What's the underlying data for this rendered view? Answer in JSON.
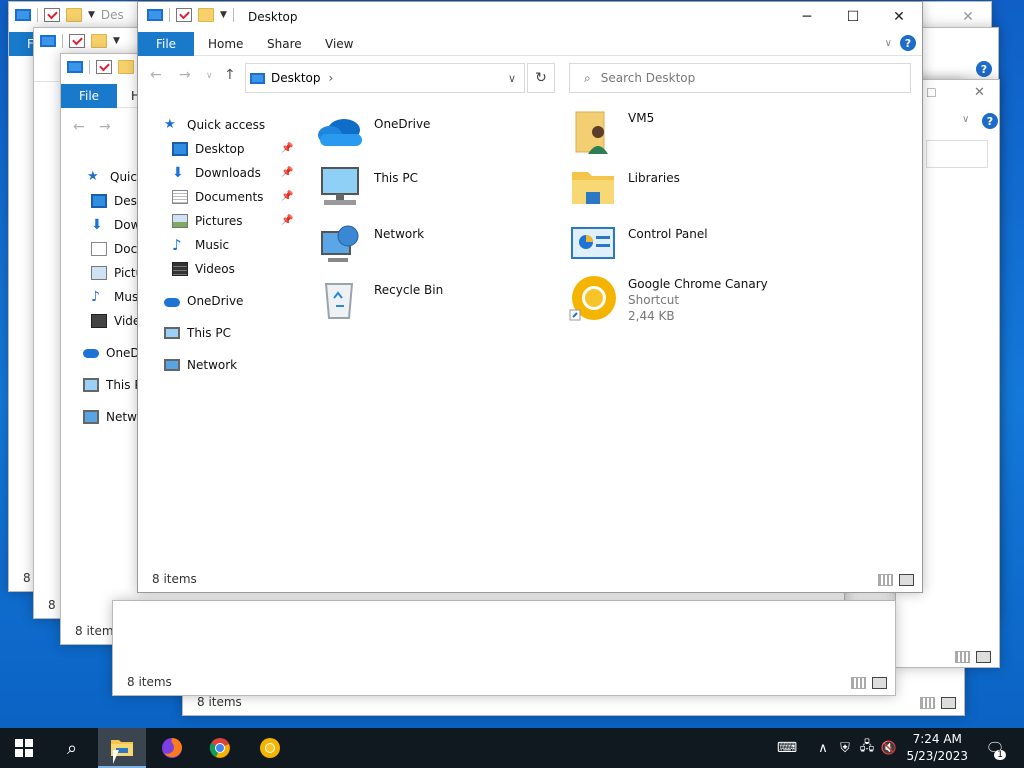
{
  "window": {
    "title": "Desktop",
    "title_short": "Des",
    "controls": {
      "minimize": "─",
      "maximize": "☐",
      "close": "✕"
    }
  },
  "ribbon": {
    "file": "File",
    "home": "Home",
    "home_short": "H",
    "share": "Share",
    "view": "View",
    "help": "?"
  },
  "address": {
    "location": "Desktop",
    "separator": "›",
    "search_placeholder": "Search Desktop"
  },
  "nav": {
    "quick_access": "Quick access",
    "quick_access_short": "Quick",
    "items": [
      {
        "label": "Desktop",
        "short": "Desk",
        "icon": "desktop-icon",
        "pinned": true
      },
      {
        "label": "Downloads",
        "short": "Dow",
        "icon": "downloads-icon",
        "pinned": true
      },
      {
        "label": "Documents",
        "short": "Docu",
        "icon": "documents-icon",
        "pinned": true
      },
      {
        "label": "Pictures",
        "short": "Pictu",
        "icon": "pictures-icon",
        "pinned": true
      },
      {
        "label": "Music",
        "short": "Mus",
        "icon": "music-icon",
        "pinned": false
      },
      {
        "label": "Videos",
        "short": "Vide",
        "icon": "videos-icon",
        "pinned": false
      }
    ],
    "onedrive": "OneDrive",
    "onedrive_short": "OneD",
    "this_pc": "This PC",
    "this_pc_short": "This P",
    "network": "Network",
    "network_short": "Netwo"
  },
  "content": {
    "items": [
      {
        "name": "OneDrive",
        "icon": "onedrive-cloud-icon"
      },
      {
        "name": "VM5",
        "icon": "user-folder-icon"
      },
      {
        "name": "This PC",
        "icon": "this-pc-icon"
      },
      {
        "name": "Libraries",
        "icon": "libraries-icon"
      },
      {
        "name": "Network",
        "icon": "network-icon"
      },
      {
        "name": "Control Panel",
        "icon": "control-panel-icon"
      },
      {
        "name": "Recycle Bin",
        "icon": "recycle-bin-icon"
      },
      {
        "name": "Google Chrome Canary",
        "type": "Shortcut",
        "size": "2,44 KB",
        "icon": "chrome-canary-icon"
      }
    ]
  },
  "status": {
    "items_count": "8 items",
    "items_count_short": "8 i"
  },
  "taskbar": {
    "time": "7:24 AM",
    "date": "5/23/2023",
    "notification_count": "1"
  },
  "colors": {
    "accent": "#1979ca",
    "desktop": "#0f6fd0",
    "taskbar": "#101820"
  }
}
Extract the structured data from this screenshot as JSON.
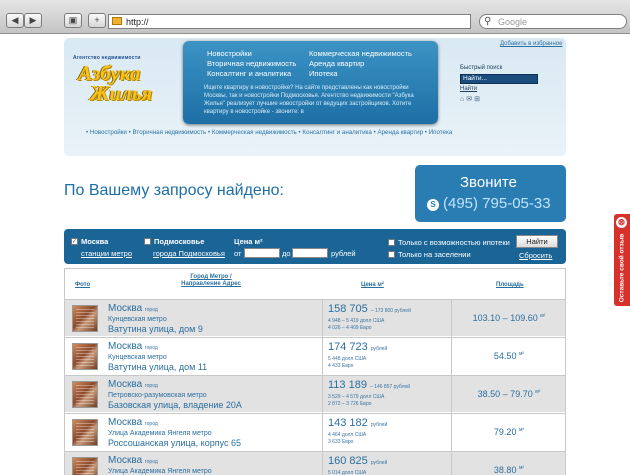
{
  "browser": {
    "back": "◀",
    "forward": "▶",
    "url": "http://",
    "search_placeholder": "Google"
  },
  "header": {
    "logo": {
      "subtitle": "Агентство недвижимости",
      "line1": "Азбука",
      "line2": "Жилья"
    },
    "popup": {
      "links_left": [
        "Новостройки",
        "Вторичная недвижимость",
        "Консалтинг и аналитика"
      ],
      "links_right": [
        "Коммерческая недвижимость",
        "Аренда квартир",
        "Ипотека"
      ],
      "description": "Ищете квартиру в новостройке? На сайте представлены как новостройки Москвы, так и новостройки Подмосковья. Агентство недвижимости \"Азбука Жилья\" реализует лучшие новостройки от ведущих застройщиков. Хотите квартиру в новостройке - звоните: в"
    },
    "add_favorites": "Добавить в избранное",
    "quick_search": {
      "label": "Быстрый поиск",
      "input_value": "Найти...",
      "go": "Найти"
    },
    "breadcrumbs": [
      "Новостройки",
      "Вторичная недвижимость",
      "Коммерческая недвижимость",
      "Консалтинг и аналитика",
      "Аренда квартир",
      "Ипотека"
    ]
  },
  "found_title": "По Вашему запросу найдено:",
  "call": {
    "title": "Звоните",
    "phone": "(495) 795-05-33"
  },
  "filter": {
    "moscow": "Москва",
    "moscow_checked": true,
    "moscow_link": "станции метро",
    "region": "Подмосковье",
    "region_link": "города Подмосковья",
    "price_label": "Цена м²",
    "from": "от",
    "to": "до",
    "currency": "рублей",
    "mortgage": "Только с возможностью ипотеки",
    "settled": "Только на заселении",
    "search_button": "Найти",
    "reset": "Сбросить"
  },
  "table": {
    "headers": {
      "photo": "Фото",
      "location": "Город Метро / Направление Адрес",
      "price": "Цена м²",
      "area": "Площадь"
    },
    "rows": [
      {
        "city": "Москва",
        "city_type": "город",
        "metro": "Кунцевская метро",
        "address": "Ватутина улица, дом 9",
        "price": "158 705",
        "price_max": "– 173 800 рублей",
        "usd": "4 948 – 5 419 долл США",
        "eur": "4 026 – 4 409 Евро",
        "area": "103.10 – 109.60"
      },
      {
        "city": "Москва",
        "city_type": "город",
        "metro": "Кунцевская метро",
        "address": "Ватутина улица, дом 11",
        "price": "174 723",
        "price_max": "рублей",
        "usd": "5 448 долл США",
        "eur": "4 433 Евро",
        "area": "54.50"
      },
      {
        "city": "Москва",
        "city_type": "город",
        "metro": "Петровско-разумовская метро",
        "address": "Базовская улица, владение 20А",
        "price": "113 189",
        "price_max": "– 146 857 рублей",
        "usd": "3 529 – 4 579 долл США",
        "eur": "2 872 – 3 726 Евро",
        "area": "38.50 – 79.70"
      },
      {
        "city": "Москва",
        "city_type": "город",
        "metro": "Улица Академика Янгеля метро",
        "address": "Россошанская улица, корпус 65",
        "price": "143 182",
        "price_max": "рублей",
        "usd": "4 464 долл США",
        "eur": "3 633 Евро",
        "area": "79.20"
      },
      {
        "city": "Москва",
        "city_type": "город",
        "metro": "Улица Академика Янгеля метро",
        "address": "",
        "price": "160 825",
        "price_max": "рублей",
        "usd": "5 014 долл США",
        "eur": "",
        "area": "38.80"
      }
    ],
    "area_unit": "м²"
  },
  "side_tab": "Оставьте свой отзыв"
}
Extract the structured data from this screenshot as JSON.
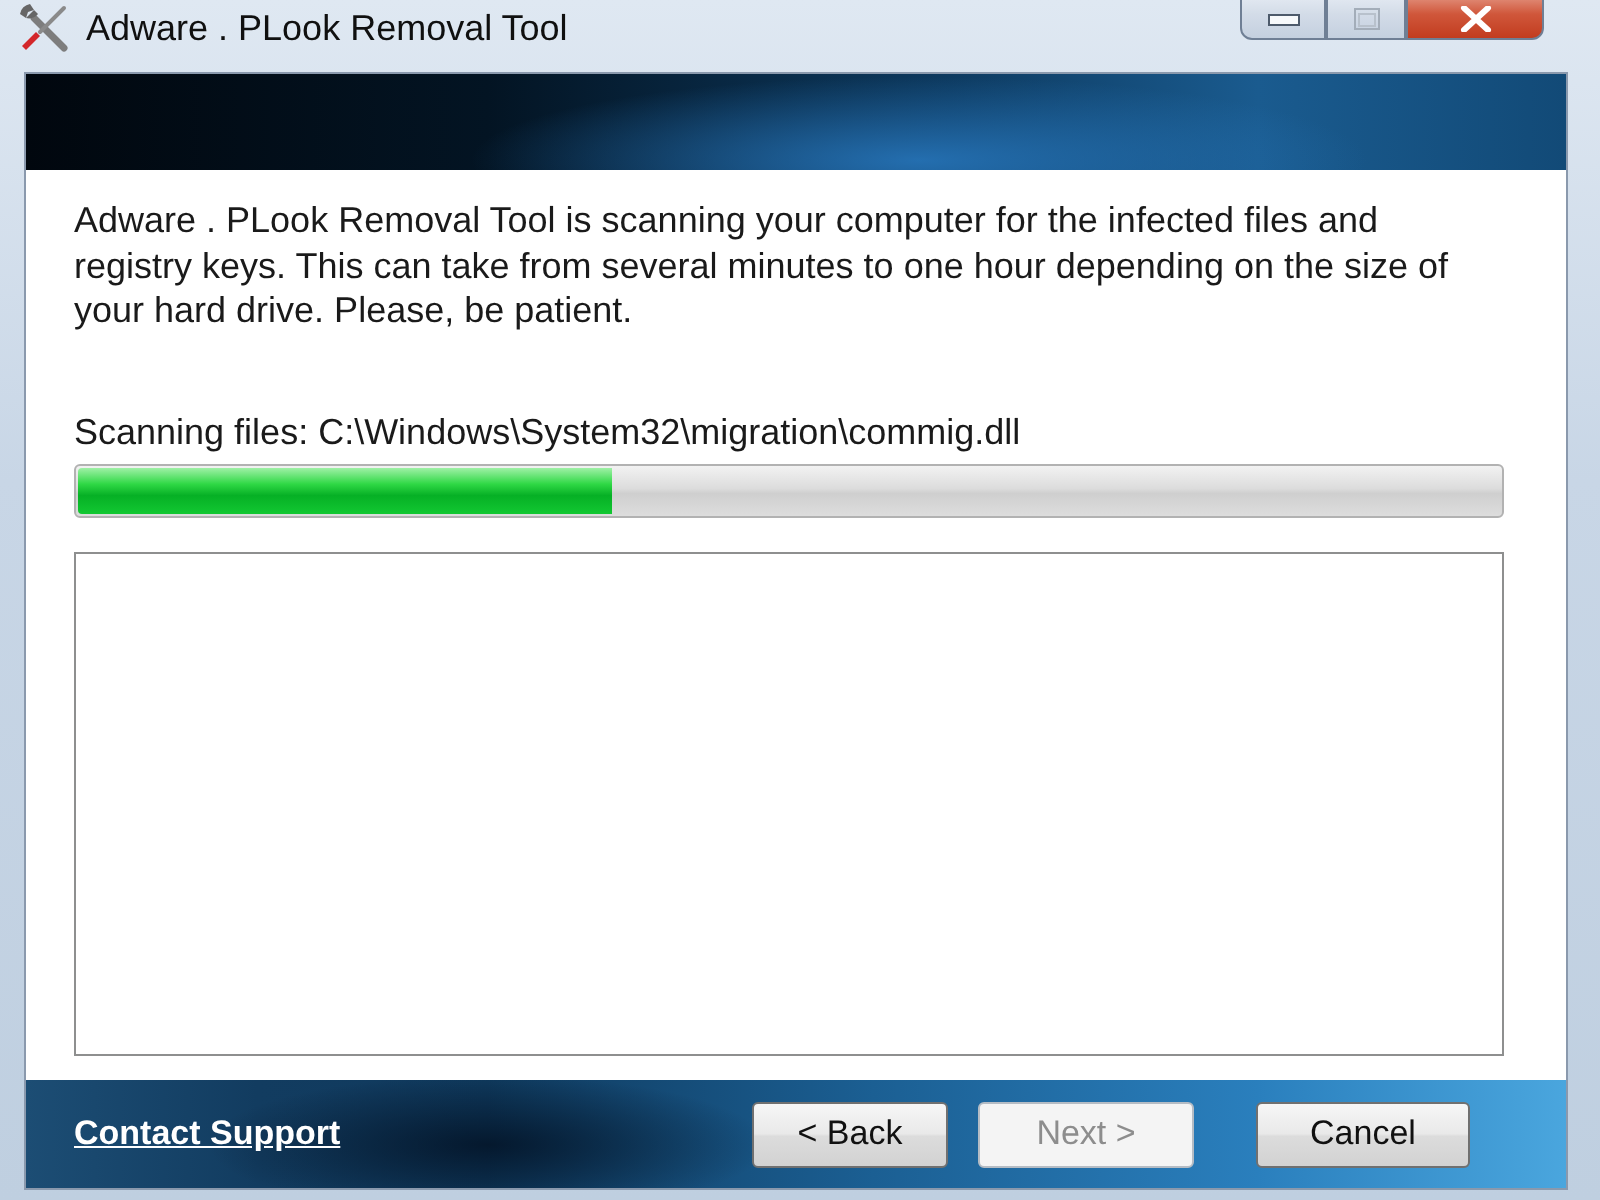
{
  "window": {
    "title": "Adware . PLook Removal Tool"
  },
  "message": "Adware . PLook Removal Tool is scanning your computer for the infected files and registry keys. This can take from several minutes to one hour depending on the size of your hard drive. Please, be patient.",
  "scan": {
    "label": "Scanning files: C:\\Windows\\System32\\migration\\commig.dll",
    "level": 0.375
  },
  "footer": {
    "link": "Contact Support",
    "buttons": [
      {
        "label": "< Back",
        "disabled": false
      },
      {
        "label": "Next >",
        "disabled": true
      },
      {
        "label": "Cancel",
        "disabled": false
      }
    ]
  }
}
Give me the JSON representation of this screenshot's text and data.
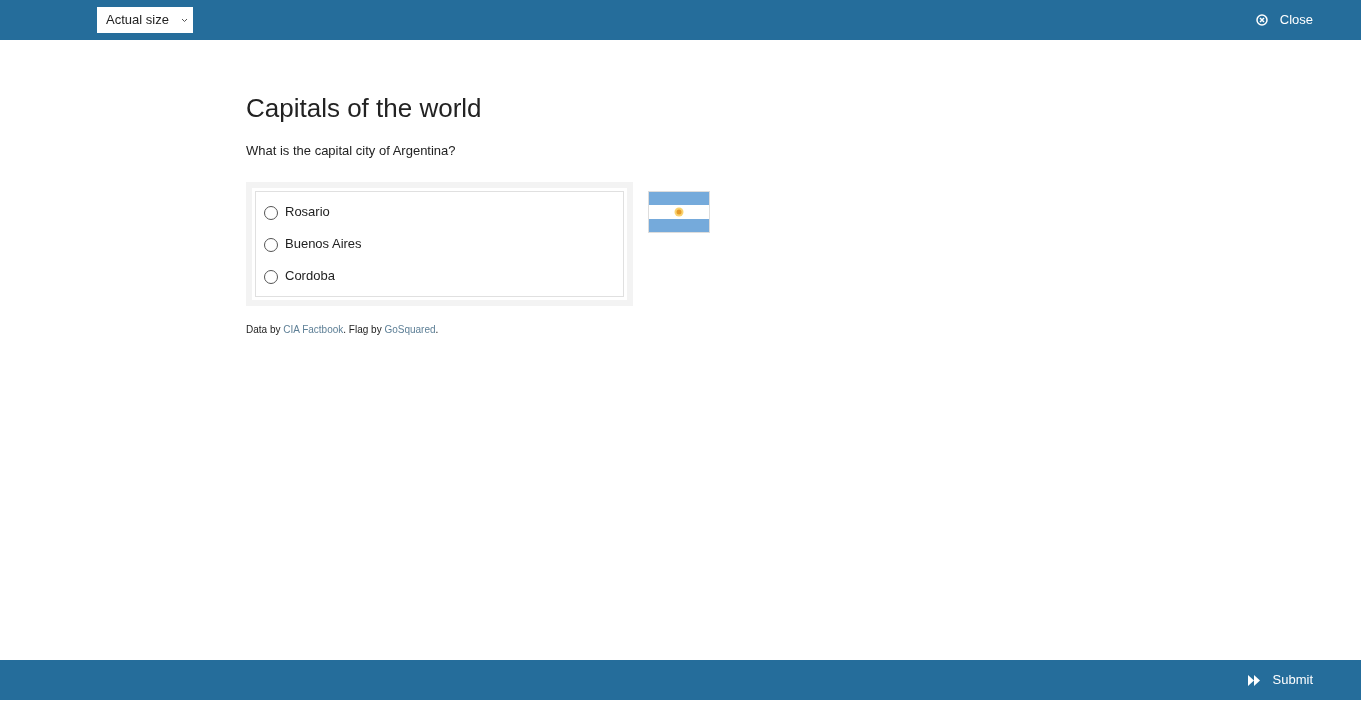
{
  "toolbar": {
    "zoom_select": "Actual size",
    "close": "Close"
  },
  "quiz": {
    "title": "Capitals of the world",
    "question": "What is the capital city of Argentina?",
    "options": [
      {
        "label": "Rosario",
        "selected": false
      },
      {
        "label": "Buenos Aires",
        "selected": false
      },
      {
        "label": "Cordoba",
        "selected": false
      }
    ],
    "credit": [
      {
        "kind": "text",
        "text": "Data by "
      },
      {
        "kind": "link",
        "text": "CIA Factbook"
      },
      {
        "kind": "text",
        "text": ". Flag by "
      },
      {
        "kind": "link",
        "text": "GoSquared"
      },
      {
        "kind": "text",
        "text": "."
      }
    ]
  },
  "footer": {
    "submit": "Submit"
  }
}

_What is asked_. Collect each line holding the string "files".

_Finished exercise_.
  "message": "Adware . PLook Removal Tool is scanning your computer for the infected files and registry keys. This can take from several minutes to one hour depending on the size of your hard drive. Please, be patient.",
    "label": "Scanning files: C:\\Windows\\System32\\migration\\commig.dll",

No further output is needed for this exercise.